[Exercise]:
Output every line of the material below verbatim, without altering any character.

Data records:
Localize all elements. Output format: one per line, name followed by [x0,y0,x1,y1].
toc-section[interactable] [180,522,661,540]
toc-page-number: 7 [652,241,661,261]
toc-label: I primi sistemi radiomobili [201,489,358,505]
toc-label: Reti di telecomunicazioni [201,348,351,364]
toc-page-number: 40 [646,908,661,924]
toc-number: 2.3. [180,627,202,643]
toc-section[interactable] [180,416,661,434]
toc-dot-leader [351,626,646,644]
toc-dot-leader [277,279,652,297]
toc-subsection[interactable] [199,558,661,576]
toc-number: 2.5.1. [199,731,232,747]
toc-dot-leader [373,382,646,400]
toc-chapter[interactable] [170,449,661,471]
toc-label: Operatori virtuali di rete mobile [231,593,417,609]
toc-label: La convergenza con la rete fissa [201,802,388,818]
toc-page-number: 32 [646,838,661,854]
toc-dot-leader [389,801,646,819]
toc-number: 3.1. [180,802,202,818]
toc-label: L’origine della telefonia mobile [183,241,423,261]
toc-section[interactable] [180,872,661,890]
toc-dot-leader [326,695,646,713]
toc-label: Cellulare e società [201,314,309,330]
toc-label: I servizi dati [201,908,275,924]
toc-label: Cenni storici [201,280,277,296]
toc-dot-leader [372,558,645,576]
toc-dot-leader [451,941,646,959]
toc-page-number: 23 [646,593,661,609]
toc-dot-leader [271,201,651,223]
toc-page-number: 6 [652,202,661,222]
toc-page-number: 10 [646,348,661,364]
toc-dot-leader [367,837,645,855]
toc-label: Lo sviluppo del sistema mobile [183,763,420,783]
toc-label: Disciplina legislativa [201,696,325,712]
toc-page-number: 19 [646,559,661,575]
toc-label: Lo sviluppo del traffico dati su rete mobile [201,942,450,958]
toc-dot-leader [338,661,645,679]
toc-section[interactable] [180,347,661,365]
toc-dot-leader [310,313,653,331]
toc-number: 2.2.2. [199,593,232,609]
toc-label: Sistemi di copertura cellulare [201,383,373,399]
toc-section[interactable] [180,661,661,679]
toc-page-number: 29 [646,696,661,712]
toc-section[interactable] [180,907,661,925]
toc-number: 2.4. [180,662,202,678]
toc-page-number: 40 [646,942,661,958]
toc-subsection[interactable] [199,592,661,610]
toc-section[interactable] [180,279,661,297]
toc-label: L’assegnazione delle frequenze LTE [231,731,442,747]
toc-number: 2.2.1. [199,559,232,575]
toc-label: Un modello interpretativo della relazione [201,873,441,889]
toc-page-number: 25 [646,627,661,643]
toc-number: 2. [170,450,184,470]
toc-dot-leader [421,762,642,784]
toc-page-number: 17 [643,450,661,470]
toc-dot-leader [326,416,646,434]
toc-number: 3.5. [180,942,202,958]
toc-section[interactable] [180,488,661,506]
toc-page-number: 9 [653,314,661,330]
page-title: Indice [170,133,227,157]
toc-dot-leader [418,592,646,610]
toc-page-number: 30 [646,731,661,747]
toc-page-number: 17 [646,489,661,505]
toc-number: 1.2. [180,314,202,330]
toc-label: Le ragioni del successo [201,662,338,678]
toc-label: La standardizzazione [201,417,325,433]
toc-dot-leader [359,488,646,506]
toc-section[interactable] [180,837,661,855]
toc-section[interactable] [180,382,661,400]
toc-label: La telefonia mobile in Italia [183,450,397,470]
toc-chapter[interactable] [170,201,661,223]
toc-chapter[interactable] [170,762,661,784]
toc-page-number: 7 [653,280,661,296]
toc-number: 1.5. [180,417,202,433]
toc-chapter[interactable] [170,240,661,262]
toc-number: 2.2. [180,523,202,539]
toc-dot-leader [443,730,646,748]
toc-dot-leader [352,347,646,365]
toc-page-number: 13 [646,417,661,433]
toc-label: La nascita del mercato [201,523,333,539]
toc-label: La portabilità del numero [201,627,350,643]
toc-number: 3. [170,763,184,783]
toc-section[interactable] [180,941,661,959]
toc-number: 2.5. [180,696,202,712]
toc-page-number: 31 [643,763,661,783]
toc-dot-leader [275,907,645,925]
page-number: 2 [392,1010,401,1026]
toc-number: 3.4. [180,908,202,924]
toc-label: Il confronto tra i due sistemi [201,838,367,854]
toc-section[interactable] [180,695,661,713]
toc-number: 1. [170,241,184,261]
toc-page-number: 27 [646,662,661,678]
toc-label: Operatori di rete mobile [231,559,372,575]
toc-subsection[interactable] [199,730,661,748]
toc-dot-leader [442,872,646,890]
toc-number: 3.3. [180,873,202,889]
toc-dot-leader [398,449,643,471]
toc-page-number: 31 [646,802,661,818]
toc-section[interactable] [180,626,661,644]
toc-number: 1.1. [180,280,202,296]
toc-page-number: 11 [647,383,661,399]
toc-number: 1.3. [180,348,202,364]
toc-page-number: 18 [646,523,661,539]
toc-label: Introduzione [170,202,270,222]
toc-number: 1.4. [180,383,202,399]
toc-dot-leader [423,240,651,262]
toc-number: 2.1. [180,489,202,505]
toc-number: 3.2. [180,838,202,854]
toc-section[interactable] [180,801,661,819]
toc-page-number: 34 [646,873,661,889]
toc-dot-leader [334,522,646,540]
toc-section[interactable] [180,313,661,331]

[Result]:
Localize all elements. Output format: one per line, name followed by [x0,y0,x1,y1].
toc-section[interactable] [180,522,661,540]
toc-page-number: 7 [652,241,661,261]
toc-label: I primi sistemi radiomobili [201,489,358,505]
toc-label: Reti di telecomunicazioni [201,348,351,364]
toc-page-number: 40 [646,908,661,924]
toc-number: 2.3. [180,627,202,643]
toc-section[interactable] [180,416,661,434]
toc-dot-leader [351,626,646,644]
toc-dot-leader [277,279,652,297]
toc-subsection[interactable] [199,558,661,576]
toc-number: 2.5.1. [199,731,232,747]
toc-dot-leader [373,382,646,400]
toc-chapter[interactable] [170,449,661,471]
toc-label: Operatori virtuali di rete mobile [231,593,417,609]
toc-label: La convergenza con la rete fissa [201,802,388,818]
toc-page-number: 32 [646,838,661,854]
toc-dot-leader [389,801,646,819]
toc-number: 3.1. [180,802,202,818]
toc-label: L’origine della telefonia mobile [183,241,423,261]
toc-section[interactable] [180,872,661,890]
toc-dot-leader [326,695,646,713]
toc-label: Cellulare e società [201,314,309,330]
toc-label: I servizi dati [201,908,275,924]
toc-label: Cenni storici [201,280,277,296]
toc-dot-leader [372,558,645,576]
toc-dot-leader [451,941,646,959]
toc-page-number: 23 [646,593,661,609]
toc-dot-leader [271,201,651,223]
toc-page-number: 6 [652,202,661,222]
toc-page-number: 10 [646,348,661,364]
toc-dot-leader [367,837,645,855]
toc-label: Lo sviluppo del sistema mobile [183,763,420,783]
toc-label: Disciplina legislativa [201,696,325,712]
toc-page-number: 19 [646,559,661,575]
toc-label: Lo sviluppo del traffico dati su rete mobile [201,942,450,958]
toc-dot-leader [338,661,645,679]
toc-section[interactable] [180,347,661,365]
toc-dot-leader [310,313,653,331]
toc-number: 2.2.2. [199,593,232,609]
toc-label: Sistemi di copertura cellulare [201,383,373,399]
toc-section[interactable] [180,661,661,679]
toc-page-number: 29 [646,696,661,712]
toc-section[interactable] [180,907,661,925]
toc-number: 2.4. [180,662,202,678]
toc-page-number: 40 [646,942,661,958]
toc-subsection[interactable] [199,592,661,610]
toc-section[interactable] [180,279,661,297]
toc-label: L’assegnazione delle frequenze LTE [231,731,442,747]
toc-number: 2.2.1. [199,559,232,575]
toc-label: Un modello interpretativo della relazione [201,873,441,889]
toc-page-number: 25 [646,627,661,643]
toc-number: 2. [170,450,184,470]
toc-dot-leader [421,762,642,784]
toc-page-number: 17 [643,450,661,470]
toc-dot-leader [326,416,646,434]
toc-number: 3.5. [180,942,202,958]
toc-section[interactable] [180,488,661,506]
toc-page-number: 9 [653,314,661,330]
page-title: Indice [170,133,227,157]
toc-dot-leader [418,592,646,610]
toc-page-number: 30 [646,731,661,747]
toc-page-number: 17 [646,489,661,505]
toc-number: 1.2. [180,314,202,330]
toc-label: Le ragioni del successo [201,662,338,678]
toc-label: La standardizzazione [201,417,325,433]
toc-dot-leader [359,488,646,506]
toc-section[interactable] [180,837,661,855]
toc-section[interactable] [180,382,661,400]
toc-label: La telefonia mobile in Italia [183,450,397,470]
toc-chapter[interactable] [170,201,661,223]
toc-chapter[interactable] [170,762,661,784]
toc-page-number: 7 [653,280,661,296]
toc-number: 1.5. [180,417,202,433]
toc-chapter[interactable] [170,240,661,262]
toc-number: 2.2. [180,523,202,539]
toc-dot-leader [443,730,646,748]
toc-dot-leader [352,347,646,365]
toc-page-number: 13 [646,417,661,433]
toc-label: La nascita del mercato [201,523,333,539]
toc-label: La portabilità del numero [201,627,350,643]
toc-number: 3. [170,763,184,783]
toc-section[interactable] [180,941,661,959]
toc-number: 2.5. [180,696,202,712]
toc-page-number: 31 [643,763,661,783]
toc-dot-leader [275,907,645,925]
page-number: 2 [392,1010,401,1026]
toc-number: 3.4. [180,908,202,924]
toc-label: Il confronto tra i due sistemi [201,838,367,854]
toc-section[interactable] [180,695,661,713]
toc-number: 1. [170,241,184,261]
toc-page-number: 27 [646,662,661,678]
toc-label: Operatori di rete mobile [231,559,372,575]
toc-subsection[interactable] [199,730,661,748]
toc-dot-leader [442,872,646,890]
toc-number: 3.3. [180,873,202,889]
toc-dot-leader [398,449,643,471]
toc-page-number: 31 [646,802,661,818]
toc-section[interactable] [180,626,661,644]
toc-number: 1.1. [180,280,202,296]
toc-page-number: 11 [647,383,661,399]
toc-number: 1.3. [180,348,202,364]
toc-page-number: 18 [646,523,661,539]
toc-label: Introduzione [170,202,270,222]
toc-number: 1.4. [180,383,202,399]
toc-dot-leader [423,240,651,262]
toc-number: 2.1. [180,489,202,505]
toc-number: 3.2. [180,838,202,854]
toc-section[interactable] [180,801,661,819]
toc-page-number: 34 [646,873,661,889]
toc-dot-leader [334,522,646,540]
toc-section[interactable] [180,313,661,331]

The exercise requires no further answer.